Look through the material below. Copy each line that contains the string "text".

***** DATA LINES

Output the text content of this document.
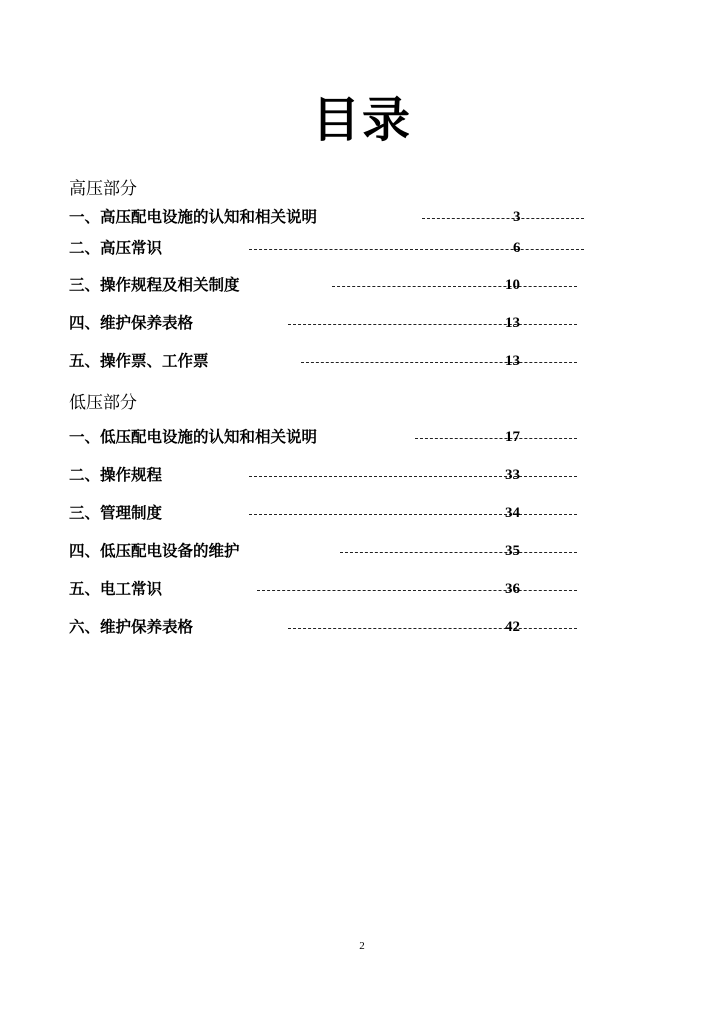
目录
高压部分
一、高压配电设施的认知和相关说明	3
二、高压常识	6
三、操作规程及相关制度	10
四、维护保养表格	13
五、操作票、工作票	13
低压部分
一、低压配电设施的认知和相关说明	17
二、操作规程	33
三、管理制度	34
四、低压配电设备的维护	35
五、电工常识	36
六、维护保养表格	42
2
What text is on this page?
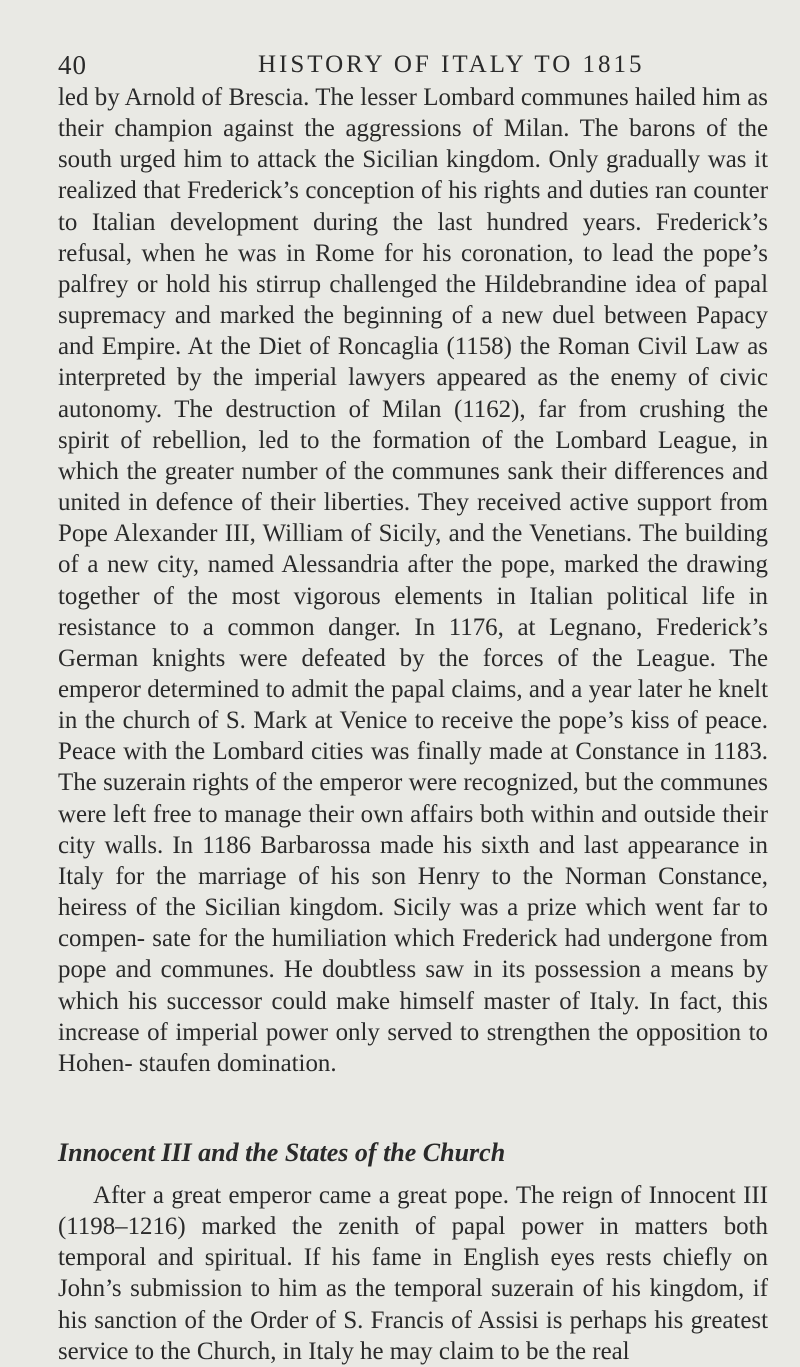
40	HISTORY OF ITALY TO 1815

led by Arnold of Brescia. The lesser Lombard communes hailed him as their champion against the aggressions of Milan. The barons of the south urged him to attack the Sicilian kingdom. Only gradually was it realized that Frederick’s conception of his rights and duties ran counter to Italian development during the last hundred years. Frederick’s refusal, when he was in Rome for his coronation, to lead the pope’s palfrey or hold his stirrup challenged the Hildebrandine idea of papal supremacy and marked the beginning of a new duel between Papacy and Empire. At the Diet of Roncaglia (1158) the Roman Civil Law as interpreted by the imperial lawyers appeared as the enemy of civic autonomy. The destruction of Milan (1162), far from crushing the spirit of rebellion, led to the formation of the Lombard League, in which the greater number of the communes sank their differences and united in defence of their liberties. They received active support from Pope Alexander III, William of Sicily, and the Venetians. The building of a new city, named Alessandria after the pope, marked the drawing together of the most vigorous elements in Italian political life in resistance to a common danger. In 1176, at Legnano, Frederick’s German knights were defeated by the forces of the League. The emperor determined to admit the papal claims, and a year later he knelt in the church of S. Mark at Venice to receive the pope’s kiss of peace. Peace with the Lombard cities was finally made at Constance in 1183. The suzerain rights of the emperor were recognized, but the communes were left free to manage their own affairs both within and outside their city walls. In 1186 Barbarossa made his sixth and last appearance in Italy for the marriage of his son Henry to the Norman Constance, heiress of the Sicilian kingdom. Sicily was a prize which went far to compen- sate for the humiliation which Frederick had undergone from pope and communes. He doubtless saw in its possession a means by which his successor could make himself master of Italy. In fact, this increase of imperial power only served to strengthen the opposition to Hohen- staufen domination.

Innocent III and the States of the Church

After a great emperor came a great pope. The reign of Innocent III (1198–1216) marked the zenith of papal power in matters both temporal and spiritual. If his fame in English eyes rests chiefly on John’s submission to him as the temporal suzerain of his kingdom, if his sanction of the Order of S. Francis of Assisi is perhaps his greatest service to the Church, in Italy he may claim to be the real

**********

PROBLEM SOLUTION -
Output the text content of this document.
What text is on this page?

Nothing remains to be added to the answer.